OBJECTIVE: Word for word, transcribe the lines below and drop the pictures.

Extracts from a graphics dataset:
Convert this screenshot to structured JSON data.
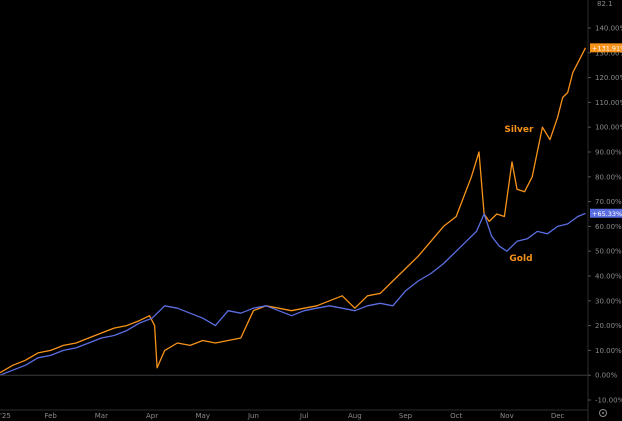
{
  "chart_data": {
    "type": "line",
    "title": "",
    "xlabel": "",
    "ylabel": "",
    "ylim": [
      -10,
      140
    ],
    "y_ticks": [
      -10,
      0,
      10,
      20,
      30,
      40,
      50,
      60,
      70,
      80,
      90,
      100,
      110,
      120,
      130,
      140
    ],
    "y_tick_labels": [
      "-10.00%",
      "0.00%",
      "10.00%",
      "20.00%",
      "30.00%",
      "40.00%",
      "50.00%",
      "60.00%",
      "70.00%",
      "80.00%",
      "90.00%",
      "100.00%",
      "110.00%",
      "120.00%",
      "130.00%",
      "140.00%"
    ],
    "xlim": [
      0,
      11.6
    ],
    "x_ticks": [
      0,
      1,
      2,
      3,
      4,
      5,
      6,
      7,
      8,
      9,
      10,
      11
    ],
    "x_tick_labels": [
      "'25",
      "Feb",
      "Mar",
      "Apr",
      "May",
      "Jun",
      "Jul",
      "Aug",
      "Sep",
      "Oct",
      "Nov",
      "Dec"
    ],
    "top_axis_label": "82.1",
    "grid": false,
    "series": [
      {
        "name": "Silver",
        "color": "#f7931a",
        "end_label": "+131.91%",
        "x": [
          0,
          0.25,
          0.5,
          0.75,
          1.0,
          1.25,
          1.5,
          1.75,
          2.0,
          2.25,
          2.5,
          2.75,
          2.95,
          3.05,
          3.1,
          3.25,
          3.5,
          3.75,
          4.0,
          4.25,
          4.5,
          4.75,
          5.0,
          5.25,
          5.5,
          5.75,
          6.0,
          6.25,
          6.5,
          6.75,
          7.0,
          7.25,
          7.5,
          7.75,
          8.0,
          8.25,
          8.5,
          8.75,
          9.0,
          9.15,
          9.3,
          9.45,
          9.55,
          9.65,
          9.8,
          9.95,
          10.1,
          10.2,
          10.35,
          10.5,
          10.7,
          10.85,
          11.0,
          11.1,
          11.2,
          11.3,
          11.4,
          11.55
        ],
        "values": [
          1,
          4,
          6,
          9,
          10,
          12,
          13,
          15,
          17,
          19,
          20,
          22,
          24,
          20,
          3,
          10,
          13,
          12,
          14,
          13,
          14,
          15,
          26,
          28,
          27,
          26,
          27,
          28,
          30,
          32,
          27,
          32,
          33,
          38,
          43,
          48,
          54,
          60,
          64,
          72,
          80,
          90,
          65,
          62,
          65,
          64,
          86,
          75,
          74,
          80,
          100,
          95,
          104,
          112,
          114,
          122,
          126,
          132
        ]
      },
      {
        "name": "Gold",
        "color": "#5b6ee1",
        "end_label": "+65.33%",
        "x": [
          0,
          0.25,
          0.5,
          0.75,
          1.0,
          1.25,
          1.5,
          1.75,
          2.0,
          2.25,
          2.5,
          2.75,
          3.0,
          3.25,
          3.5,
          3.75,
          4.0,
          4.25,
          4.5,
          4.75,
          5.0,
          5.25,
          5.5,
          5.75,
          6.0,
          6.25,
          6.5,
          6.75,
          7.0,
          7.25,
          7.5,
          7.75,
          8.0,
          8.25,
          8.5,
          8.75,
          9.0,
          9.2,
          9.4,
          9.55,
          9.7,
          9.85,
          10.0,
          10.2,
          10.4,
          10.6,
          10.8,
          11.0,
          11.2,
          11.4,
          11.55
        ],
        "values": [
          0,
          2,
          4,
          7,
          8,
          10,
          11,
          13,
          15,
          16,
          18,
          21,
          23,
          28,
          27,
          25,
          23,
          20,
          26,
          25,
          27,
          28,
          26,
          24,
          26,
          27,
          28,
          27,
          26,
          28,
          29,
          28,
          34,
          38,
          41,
          45,
          50,
          54,
          58,
          65,
          56,
          52,
          50,
          54,
          55,
          58,
          57,
          60,
          61,
          64,
          65.3
        ]
      }
    ],
    "annotations": [
      {
        "text": "Silver",
        "color": "#f7931a",
        "x": 9.95,
        "y": 98
      },
      {
        "text": "Gold",
        "color": "#f7931a",
        "x": 10.05,
        "y": 46
      }
    ]
  }
}
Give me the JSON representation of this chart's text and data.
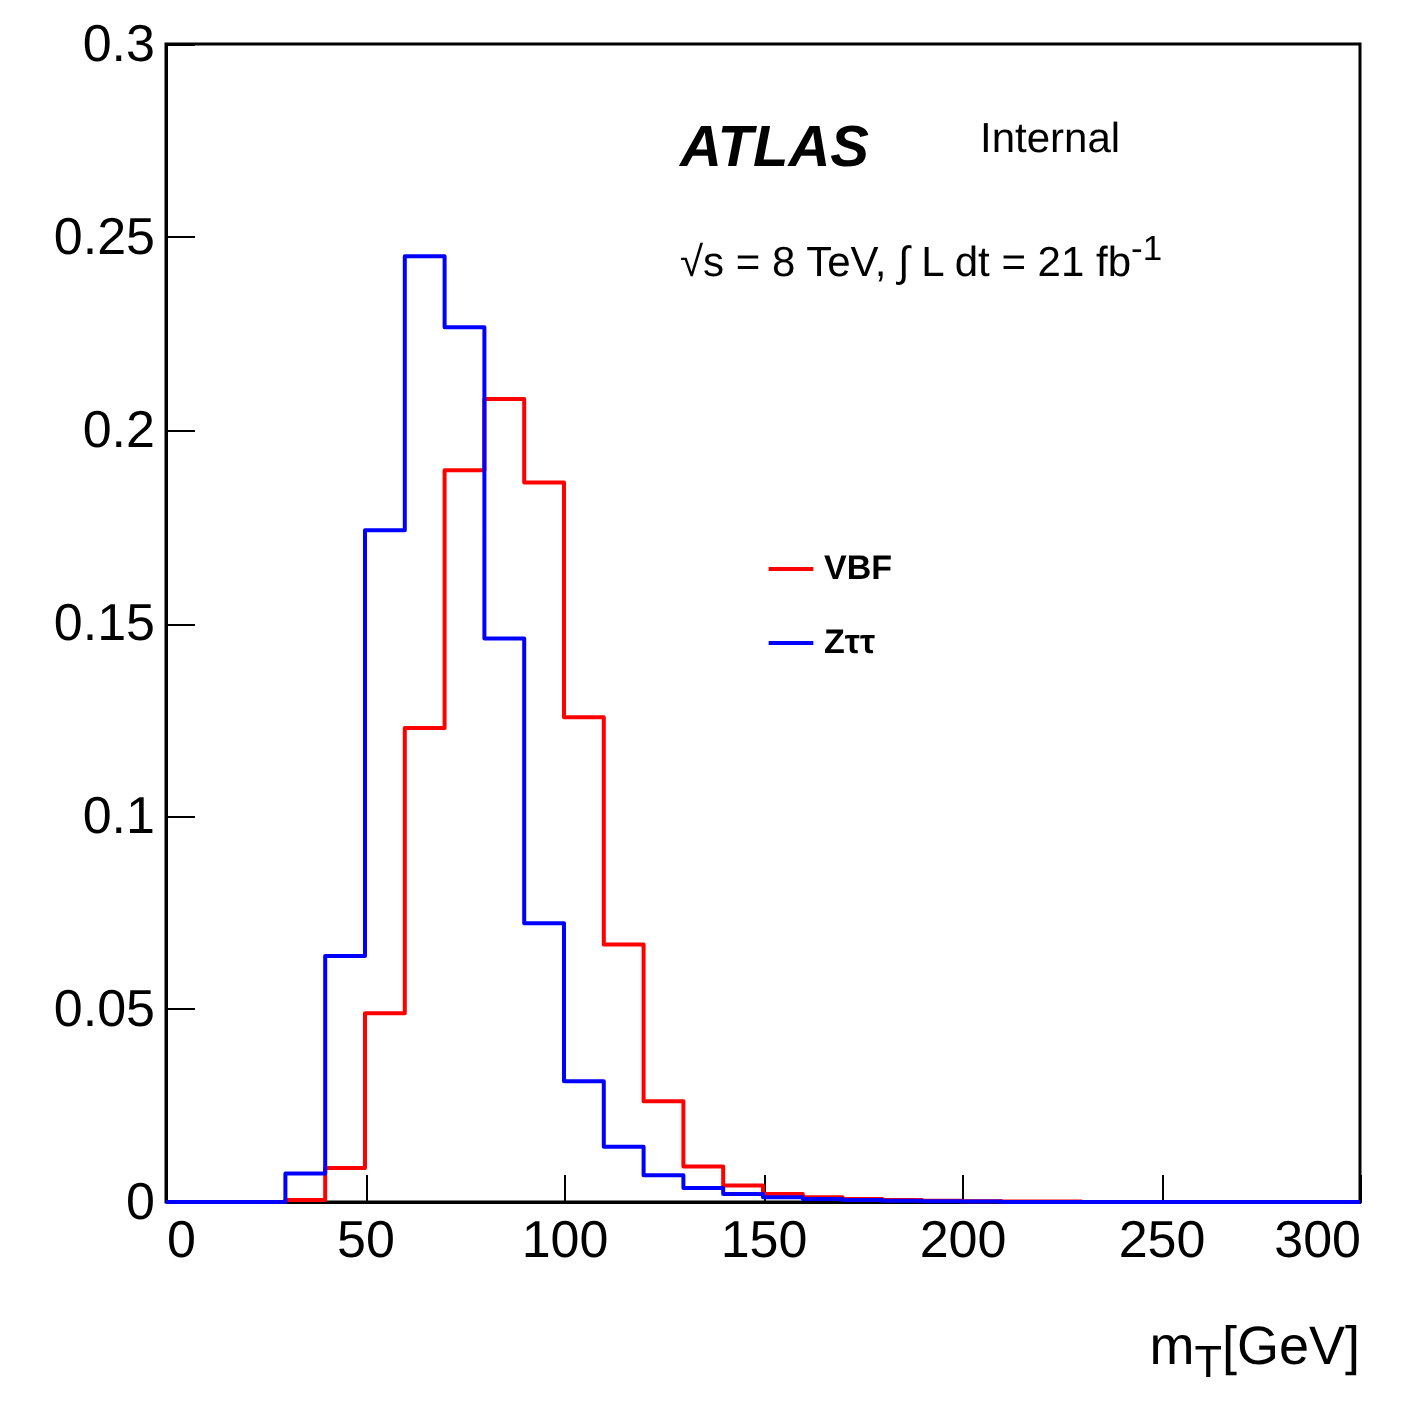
{
  "chart_data": {
    "type": "histogram",
    "xlabel": "m$_{T}$[GeV]",
    "bins": [
      0,
      10,
      20,
      30,
      40,
      50,
      60,
      70,
      80,
      90,
      100,
      110,
      120,
      130,
      140,
      150,
      160,
      170,
      180,
      190,
      200,
      210,
      220,
      230,
      240,
      250,
      260,
      270,
      280,
      290,
      300
    ],
    "series": [
      {
        "name": "VBF",
        "color": "#ff0000",
        "values": [
          0,
          0,
          0,
          0.0005,
          0.0088,
          0.0489,
          0.1228,
          0.1896,
          0.208,
          0.1864,
          0.1256,
          0.0667,
          0.0261,
          0.0092,
          0.0043,
          0.0021,
          0.0012,
          0.0008,
          0.0005,
          0.0003,
          0.0002,
          0.0001,
          0.0001,
          0,
          0,
          0,
          0,
          0,
          0,
          0
        ]
      },
      {
        "name": "Zττ",
        "color": "#0000ff",
        "values": [
          0,
          0,
          0,
          0.0074,
          0.0637,
          0.174,
          0.245,
          0.2266,
          0.146,
          0.0722,
          0.0313,
          0.0143,
          0.0069,
          0.0036,
          0.0021,
          0.0012,
          0.0008,
          0.0005,
          0.0003,
          0.0002,
          0.0001,
          0,
          0,
          0,
          0,
          0,
          0,
          0,
          0,
          0
        ]
      }
    ],
    "xlim": [
      0,
      300
    ],
    "xticks": [
      0,
      50,
      100,
      150,
      200,
      250,
      300
    ],
    "ylim": [
      0,
      0.3
    ],
    "yticks": [
      0,
      0.05,
      0.1,
      0.15,
      0.2,
      0.25,
      0.3
    ],
    "grid": false,
    "legend": "right",
    "annotations": [
      "ATLAS",
      "Internal",
      "√s = 8 TeV, ∫ L dt = 21 fb$^{-1}$"
    ]
  }
}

RESULT:
Convert this screenshot to structured JSON data.
{
  "chart_data": {
    "type": "line",
    "title": "",
    "xlabel": "",
    "ylabel": "",
    "ylim": [
      -10,
      140
    ],
    "y_ticks": [
      -10,
      0,
      10,
      20,
      30,
      40,
      50,
      60,
      70,
      80,
      90,
      100,
      110,
      120,
      130,
      140
    ],
    "y_tick_labels": [
      "-10.00%",
      "0.00%",
      "10.00%",
      "20.00%",
      "30.00%",
      "40.00%",
      "50.00%",
      "60.00%",
      "70.00%",
      "80.00%",
      "90.00%",
      "100.00%",
      "110.00%",
      "120.00%",
      "130.00%",
      "140.00%"
    ],
    "xlim": [
      0,
      11.6
    ],
    "x_ticks": [
      0,
      1,
      2,
      3,
      4,
      5,
      6,
      7,
      8,
      9,
      10,
      11
    ],
    "x_tick_labels": [
      "'25",
      "Feb",
      "Mar",
      "Apr",
      "May",
      "Jun",
      "Jul",
      "Aug",
      "Sep",
      "Oct",
      "Nov",
      "Dec"
    ],
    "top_axis_label": "82.1",
    "grid": false,
    "series": [
      {
        "name": "Silver",
        "color": "#f7931a",
        "end_label": "+131.91%",
        "x": [
          0,
          0.25,
          0.5,
          0.75,
          1.0,
          1.25,
          1.5,
          1.75,
          2.0,
          2.25,
          2.5,
          2.75,
          2.95,
          3.05,
          3.1,
          3.25,
          3.5,
          3.75,
          4.0,
          4.25,
          4.5,
          4.75,
          5.0,
          5.25,
          5.5,
          5.75,
          6.0,
          6.25,
          6.5,
          6.75,
          7.0,
          7.25,
          7.5,
          7.75,
          8.0,
          8.25,
          8.5,
          8.75,
          9.0,
          9.15,
          9.3,
          9.45,
          9.55,
          9.65,
          9.8,
          9.95,
          10.1,
          10.2,
          10.35,
          10.5,
          10.7,
          10.85,
          11.0,
          11.1,
          11.2,
          11.3,
          11.4,
          11.55
        ],
        "values": [
          1,
          4,
          6,
          9,
          10,
          12,
          13,
          15,
          17,
          19,
          20,
          22,
          24,
          20,
          3,
          10,
          13,
          12,
          14,
          13,
          14,
          15,
          26,
          28,
          27,
          26,
          27,
          28,
          30,
          32,
          27,
          32,
          33,
          38,
          43,
          48,
          54,
          60,
          64,
          72,
          80,
          90,
          65,
          62,
          65,
          64,
          86,
          75,
          74,
          80,
          100,
          95,
          104,
          112,
          114,
          122,
          126,
          132
        ]
      },
      {
        "name": "Gold",
        "color": "#5b6ee1",
        "end_label": "+65.33%",
        "x": [
          0,
          0.25,
          0.5,
          0.75,
          1.0,
          1.25,
          1.5,
          1.75,
          2.0,
          2.25,
          2.5,
          2.75,
          3.0,
          3.25,
          3.5,
          3.75,
          4.0,
          4.25,
          4.5,
          4.75,
          5.0,
          5.25,
          5.5,
          5.75,
          6.0,
          6.25,
          6.5,
          6.75,
          7.0,
          7.25,
          7.5,
          7.75,
          8.0,
          8.25,
          8.5,
          8.75,
          9.0,
          9.2,
          9.4,
          9.55,
          9.7,
          9.85,
          10.0,
          10.2,
          10.4,
          10.6,
          10.8,
          11.0,
          11.2,
          11.4,
          11.55
        ],
        "values": [
          0,
          2,
          4,
          7,
          8,
          10,
          11,
          13,
          15,
          16,
          18,
          21,
          23,
          28,
          27,
          25,
          23,
          20,
          26,
          25,
          27,
          28,
          26,
          24,
          26,
          27,
          28,
          27,
          26,
          28,
          29,
          28,
          34,
          38,
          41,
          45,
          50,
          54,
          58,
          65,
          56,
          52,
          50,
          54,
          55,
          58,
          57,
          60,
          61,
          64,
          65.3
        ]
      }
    ],
    "annotations": [
      {
        "text": "Silver",
        "color": "#f7931a",
        "x": 9.95,
        "y": 98
      },
      {
        "text": "Gold",
        "color": "#f7931a",
        "x": 10.05,
        "y": 46
      }
    ]
  }
}
Give me the JSON representation of this chart's text and data.
{
  "chart_data": {
    "type": "histogram",
    "xlabel": "m$_{T}$[GeV]",
    "bins": [
      0,
      10,
      20,
      30,
      40,
      50,
      60,
      70,
      80,
      90,
      100,
      110,
      120,
      130,
      140,
      150,
      160,
      170,
      180,
      190,
      200,
      210,
      220,
      230,
      240,
      250,
      260,
      270,
      280,
      290,
      300
    ],
    "series": [
      {
        "name": "VBF",
        "color": "#ff0000",
        "values": [
          0,
          0,
          0,
          0.0005,
          0.0088,
          0.0489,
          0.1228,
          0.1896,
          0.208,
          0.1864,
          0.1256,
          0.0667,
          0.0261,
          0.0092,
          0.0043,
          0.0021,
          0.0012,
          0.0008,
          0.0005,
          0.0003,
          0.0002,
          0.0001,
          0.0001,
          0,
          0,
          0,
          0,
          0,
          0,
          0
        ]
      },
      {
        "name": "Zττ",
        "color": "#0000ff",
        "values": [
          0,
          0,
          0,
          0.0074,
          0.0637,
          0.174,
          0.245,
          0.2266,
          0.146,
          0.0722,
          0.0313,
          0.0143,
          0.0069,
          0.0036,
          0.0021,
          0.0012,
          0.0008,
          0.0005,
          0.0003,
          0.0002,
          0.0001,
          0,
          0,
          0,
          0,
          0,
          0,
          0,
          0,
          0
        ]
      }
    ],
    "xlim": [
      0,
      300
    ],
    "xticks": [
      0,
      50,
      100,
      150,
      200,
      250,
      300
    ],
    "ylim": [
      0,
      0.3
    ],
    "yticks": [
      0,
      0.05,
      0.1,
      0.15,
      0.2,
      0.25,
      0.3
    ],
    "grid": false,
    "legend": "right",
    "annotations": [
      "ATLAS",
      "Internal",
      "√s = 8 TeV, ∫ L dt = 21 fb$^{-1}$"
    ]
  }
}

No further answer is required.